In the listing below, find the line containing "Transcribe this image's". Write out that line and every line after it to the end, exactly and only those.

═══ Working data ═══

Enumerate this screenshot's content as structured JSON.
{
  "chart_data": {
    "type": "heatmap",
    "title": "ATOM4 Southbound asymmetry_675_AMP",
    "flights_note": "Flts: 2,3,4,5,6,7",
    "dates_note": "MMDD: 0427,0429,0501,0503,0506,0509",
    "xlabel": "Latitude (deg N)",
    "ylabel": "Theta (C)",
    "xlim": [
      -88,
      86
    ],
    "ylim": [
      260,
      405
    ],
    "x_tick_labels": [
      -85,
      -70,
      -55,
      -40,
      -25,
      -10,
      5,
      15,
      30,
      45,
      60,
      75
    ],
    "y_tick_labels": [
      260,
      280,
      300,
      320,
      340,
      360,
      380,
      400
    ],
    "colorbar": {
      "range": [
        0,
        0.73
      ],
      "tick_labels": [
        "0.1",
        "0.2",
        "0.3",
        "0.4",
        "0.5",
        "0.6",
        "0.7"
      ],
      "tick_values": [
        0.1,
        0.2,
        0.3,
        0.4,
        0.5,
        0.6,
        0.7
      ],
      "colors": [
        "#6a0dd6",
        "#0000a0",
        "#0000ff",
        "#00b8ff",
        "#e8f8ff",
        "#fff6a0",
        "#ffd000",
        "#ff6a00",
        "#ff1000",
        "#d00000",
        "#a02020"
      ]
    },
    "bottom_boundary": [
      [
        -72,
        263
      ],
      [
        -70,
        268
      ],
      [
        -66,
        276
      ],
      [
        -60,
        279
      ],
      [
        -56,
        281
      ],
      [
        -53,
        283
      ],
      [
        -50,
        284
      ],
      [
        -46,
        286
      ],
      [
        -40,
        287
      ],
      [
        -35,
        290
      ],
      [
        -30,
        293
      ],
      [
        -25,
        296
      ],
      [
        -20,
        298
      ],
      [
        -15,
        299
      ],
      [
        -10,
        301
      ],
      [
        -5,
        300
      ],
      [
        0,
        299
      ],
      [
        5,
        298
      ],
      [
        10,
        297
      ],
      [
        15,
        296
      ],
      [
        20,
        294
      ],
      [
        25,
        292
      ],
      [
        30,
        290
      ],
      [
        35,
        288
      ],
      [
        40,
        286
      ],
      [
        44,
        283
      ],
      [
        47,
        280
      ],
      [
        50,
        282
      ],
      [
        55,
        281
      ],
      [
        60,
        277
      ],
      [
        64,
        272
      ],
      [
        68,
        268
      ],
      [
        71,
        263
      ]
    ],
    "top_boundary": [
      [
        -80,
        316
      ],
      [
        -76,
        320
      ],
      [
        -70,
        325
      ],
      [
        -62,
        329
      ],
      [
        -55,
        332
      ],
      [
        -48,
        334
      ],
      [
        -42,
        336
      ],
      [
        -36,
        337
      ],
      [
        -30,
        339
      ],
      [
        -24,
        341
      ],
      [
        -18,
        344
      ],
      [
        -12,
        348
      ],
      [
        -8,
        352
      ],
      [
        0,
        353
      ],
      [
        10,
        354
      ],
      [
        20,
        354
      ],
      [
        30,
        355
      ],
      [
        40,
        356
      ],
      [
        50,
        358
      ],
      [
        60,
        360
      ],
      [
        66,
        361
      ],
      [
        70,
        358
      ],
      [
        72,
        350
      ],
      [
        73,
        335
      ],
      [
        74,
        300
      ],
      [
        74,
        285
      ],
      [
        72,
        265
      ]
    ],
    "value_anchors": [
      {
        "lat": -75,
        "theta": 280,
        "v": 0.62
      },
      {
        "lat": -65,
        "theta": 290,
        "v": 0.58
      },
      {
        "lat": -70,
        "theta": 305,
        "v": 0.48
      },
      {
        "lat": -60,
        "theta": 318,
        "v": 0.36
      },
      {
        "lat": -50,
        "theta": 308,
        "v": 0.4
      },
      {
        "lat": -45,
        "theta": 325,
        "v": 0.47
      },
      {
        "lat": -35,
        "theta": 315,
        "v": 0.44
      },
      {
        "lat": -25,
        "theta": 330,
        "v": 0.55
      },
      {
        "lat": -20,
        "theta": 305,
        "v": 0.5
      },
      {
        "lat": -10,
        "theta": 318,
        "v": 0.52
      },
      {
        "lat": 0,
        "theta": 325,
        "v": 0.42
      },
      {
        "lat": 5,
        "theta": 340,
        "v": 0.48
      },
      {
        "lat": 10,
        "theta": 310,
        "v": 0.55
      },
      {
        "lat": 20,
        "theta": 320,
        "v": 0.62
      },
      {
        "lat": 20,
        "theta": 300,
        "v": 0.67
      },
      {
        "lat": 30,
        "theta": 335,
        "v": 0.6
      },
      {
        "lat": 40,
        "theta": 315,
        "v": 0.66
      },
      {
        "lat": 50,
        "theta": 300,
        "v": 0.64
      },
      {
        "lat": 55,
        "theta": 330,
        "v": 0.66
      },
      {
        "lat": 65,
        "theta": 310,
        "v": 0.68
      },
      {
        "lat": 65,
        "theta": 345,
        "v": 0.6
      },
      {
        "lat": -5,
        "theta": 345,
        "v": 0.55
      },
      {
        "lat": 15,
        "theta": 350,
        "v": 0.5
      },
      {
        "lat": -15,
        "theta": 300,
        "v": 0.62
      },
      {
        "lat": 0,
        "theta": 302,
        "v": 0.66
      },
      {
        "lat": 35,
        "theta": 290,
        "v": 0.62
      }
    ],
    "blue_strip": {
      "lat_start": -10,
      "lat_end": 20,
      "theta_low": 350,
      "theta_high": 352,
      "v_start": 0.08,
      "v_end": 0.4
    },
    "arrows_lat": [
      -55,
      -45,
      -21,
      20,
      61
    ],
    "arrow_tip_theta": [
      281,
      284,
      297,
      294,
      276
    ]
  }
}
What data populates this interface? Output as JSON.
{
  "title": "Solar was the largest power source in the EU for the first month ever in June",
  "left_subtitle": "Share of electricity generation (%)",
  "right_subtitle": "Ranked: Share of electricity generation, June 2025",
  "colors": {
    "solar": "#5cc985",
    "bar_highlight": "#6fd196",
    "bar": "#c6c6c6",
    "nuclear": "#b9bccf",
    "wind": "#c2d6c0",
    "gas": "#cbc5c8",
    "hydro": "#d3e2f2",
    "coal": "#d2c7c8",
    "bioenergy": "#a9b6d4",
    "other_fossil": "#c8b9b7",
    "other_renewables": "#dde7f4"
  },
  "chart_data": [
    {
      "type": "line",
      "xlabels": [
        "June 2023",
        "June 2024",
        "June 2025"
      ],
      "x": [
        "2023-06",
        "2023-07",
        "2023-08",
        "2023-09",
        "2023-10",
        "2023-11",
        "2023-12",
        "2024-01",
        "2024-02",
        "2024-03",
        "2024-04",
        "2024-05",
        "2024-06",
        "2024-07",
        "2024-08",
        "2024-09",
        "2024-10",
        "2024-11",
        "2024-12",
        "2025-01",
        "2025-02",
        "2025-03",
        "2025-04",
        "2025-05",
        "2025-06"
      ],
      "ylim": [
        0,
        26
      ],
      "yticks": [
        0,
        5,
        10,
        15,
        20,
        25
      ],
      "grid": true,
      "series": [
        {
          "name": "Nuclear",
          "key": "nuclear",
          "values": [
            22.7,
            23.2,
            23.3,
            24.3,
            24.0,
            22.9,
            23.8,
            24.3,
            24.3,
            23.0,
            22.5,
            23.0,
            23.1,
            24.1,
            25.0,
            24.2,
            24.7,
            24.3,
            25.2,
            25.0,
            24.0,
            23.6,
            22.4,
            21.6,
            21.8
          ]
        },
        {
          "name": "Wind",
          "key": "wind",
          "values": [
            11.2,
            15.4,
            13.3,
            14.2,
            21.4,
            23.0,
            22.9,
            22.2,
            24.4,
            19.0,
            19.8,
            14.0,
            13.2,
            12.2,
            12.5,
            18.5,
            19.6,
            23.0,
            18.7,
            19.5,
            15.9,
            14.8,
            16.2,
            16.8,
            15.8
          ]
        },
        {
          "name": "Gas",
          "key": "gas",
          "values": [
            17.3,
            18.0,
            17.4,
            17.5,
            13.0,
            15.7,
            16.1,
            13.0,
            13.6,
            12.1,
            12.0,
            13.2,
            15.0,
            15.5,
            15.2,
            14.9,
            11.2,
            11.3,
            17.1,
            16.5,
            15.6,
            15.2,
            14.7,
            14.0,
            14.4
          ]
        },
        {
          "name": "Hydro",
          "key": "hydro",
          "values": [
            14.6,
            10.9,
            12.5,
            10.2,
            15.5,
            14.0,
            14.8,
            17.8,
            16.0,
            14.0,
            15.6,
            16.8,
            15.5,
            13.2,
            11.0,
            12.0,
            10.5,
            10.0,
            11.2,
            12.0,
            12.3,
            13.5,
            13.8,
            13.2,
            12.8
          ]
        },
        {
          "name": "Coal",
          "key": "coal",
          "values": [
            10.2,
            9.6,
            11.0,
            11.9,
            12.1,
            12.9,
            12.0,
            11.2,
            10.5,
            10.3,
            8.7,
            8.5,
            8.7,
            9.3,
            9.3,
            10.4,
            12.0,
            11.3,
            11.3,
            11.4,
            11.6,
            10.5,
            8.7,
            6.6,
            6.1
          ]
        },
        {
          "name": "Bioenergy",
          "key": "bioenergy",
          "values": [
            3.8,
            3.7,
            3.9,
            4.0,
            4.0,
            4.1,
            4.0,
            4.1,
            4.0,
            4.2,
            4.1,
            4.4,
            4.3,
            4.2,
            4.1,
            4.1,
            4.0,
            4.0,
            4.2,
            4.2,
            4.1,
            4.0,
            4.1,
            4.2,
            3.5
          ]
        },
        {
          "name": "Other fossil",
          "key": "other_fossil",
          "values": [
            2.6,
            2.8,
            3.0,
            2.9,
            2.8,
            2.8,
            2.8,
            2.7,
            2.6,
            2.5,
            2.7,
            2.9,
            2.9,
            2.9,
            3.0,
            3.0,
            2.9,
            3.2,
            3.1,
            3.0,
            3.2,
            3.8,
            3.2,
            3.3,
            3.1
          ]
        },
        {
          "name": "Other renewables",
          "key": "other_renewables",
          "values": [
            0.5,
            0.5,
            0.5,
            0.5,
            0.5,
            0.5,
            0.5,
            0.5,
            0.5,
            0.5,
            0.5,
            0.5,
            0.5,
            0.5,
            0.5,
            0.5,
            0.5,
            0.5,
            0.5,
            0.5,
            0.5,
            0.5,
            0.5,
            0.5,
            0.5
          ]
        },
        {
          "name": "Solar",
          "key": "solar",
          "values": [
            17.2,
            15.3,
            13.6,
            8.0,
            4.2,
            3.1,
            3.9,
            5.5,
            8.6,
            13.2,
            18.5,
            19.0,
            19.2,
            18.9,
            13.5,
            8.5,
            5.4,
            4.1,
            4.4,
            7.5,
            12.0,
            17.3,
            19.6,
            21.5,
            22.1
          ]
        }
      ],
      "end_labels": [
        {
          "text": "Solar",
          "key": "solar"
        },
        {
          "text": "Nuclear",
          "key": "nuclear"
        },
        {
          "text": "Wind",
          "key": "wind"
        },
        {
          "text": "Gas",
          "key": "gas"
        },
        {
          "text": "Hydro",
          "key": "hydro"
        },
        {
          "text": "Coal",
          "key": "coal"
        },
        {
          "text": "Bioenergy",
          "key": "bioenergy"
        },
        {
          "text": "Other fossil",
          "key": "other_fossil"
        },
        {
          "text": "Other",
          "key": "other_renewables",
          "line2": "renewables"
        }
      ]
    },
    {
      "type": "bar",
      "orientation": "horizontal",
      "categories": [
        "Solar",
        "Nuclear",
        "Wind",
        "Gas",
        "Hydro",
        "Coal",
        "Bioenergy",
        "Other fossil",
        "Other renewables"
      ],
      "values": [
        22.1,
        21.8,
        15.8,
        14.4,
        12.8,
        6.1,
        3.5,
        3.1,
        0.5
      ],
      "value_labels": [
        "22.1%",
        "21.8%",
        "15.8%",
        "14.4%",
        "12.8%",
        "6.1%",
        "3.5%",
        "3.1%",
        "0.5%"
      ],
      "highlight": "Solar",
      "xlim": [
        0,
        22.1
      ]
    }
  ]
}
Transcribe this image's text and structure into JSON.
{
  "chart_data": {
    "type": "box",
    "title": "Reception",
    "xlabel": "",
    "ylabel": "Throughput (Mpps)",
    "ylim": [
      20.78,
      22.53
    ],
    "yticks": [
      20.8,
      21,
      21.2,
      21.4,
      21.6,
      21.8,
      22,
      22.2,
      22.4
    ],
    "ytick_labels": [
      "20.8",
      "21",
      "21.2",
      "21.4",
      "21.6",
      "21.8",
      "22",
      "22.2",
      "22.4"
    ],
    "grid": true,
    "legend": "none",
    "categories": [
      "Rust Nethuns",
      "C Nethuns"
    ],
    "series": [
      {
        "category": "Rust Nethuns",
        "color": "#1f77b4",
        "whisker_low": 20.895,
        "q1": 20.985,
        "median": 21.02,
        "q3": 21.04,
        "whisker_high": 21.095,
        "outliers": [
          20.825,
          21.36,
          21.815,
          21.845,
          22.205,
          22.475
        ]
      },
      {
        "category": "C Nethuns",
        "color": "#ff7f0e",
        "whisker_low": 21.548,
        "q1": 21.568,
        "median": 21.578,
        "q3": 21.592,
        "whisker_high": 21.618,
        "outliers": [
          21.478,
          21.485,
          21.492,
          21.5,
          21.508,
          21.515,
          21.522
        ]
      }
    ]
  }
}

═══

> Exercise solution:
Transcribe this image's text and structure into JSON.
{
  "chart_data": {
    "type": "box",
    "title": "Reception",
    "xlabel": "",
    "ylabel": "Throughput (Mpps)",
    "ylim": [
      20.78,
      22.53
    ],
    "yticks": [
      20.8,
      21,
      21.2,
      21.4,
      21.6,
      21.8,
      22,
      22.2,
      22.4
    ],
    "ytick_labels": [
      "20.8",
      "21",
      "21.2",
      "21.4",
      "21.6",
      "21.8",
      "22",
      "22.2",
      "22.4"
    ],
    "grid": true,
    "legend": "none",
    "categories": [
      "Rust Nethuns",
      "C Nethuns"
    ],
    "series": [
      {
        "category": "Rust Nethuns",
        "color": "#1f77b4",
        "whisker_low": 20.895,
        "q1": 20.985,
        "median": 21.02,
        "q3": 21.04,
        "whisker_high": 21.095,
        "outliers": [
          20.825,
          21.36,
          21.815,
          21.845,
          22.205,
          22.475
        ]
      },
      {
        "category": "C Nethuns",
        "color": "#ff7f0e",
        "whisker_low": 21.548,
        "q1": 21.568,
        "median": 21.578,
        "q3": 21.592,
        "whisker_high": 21.618,
        "outliers": [
          21.478,
          21.485,
          21.492,
          21.5,
          21.508,
          21.515,
          21.522
        ]
      }
    ]
  }
}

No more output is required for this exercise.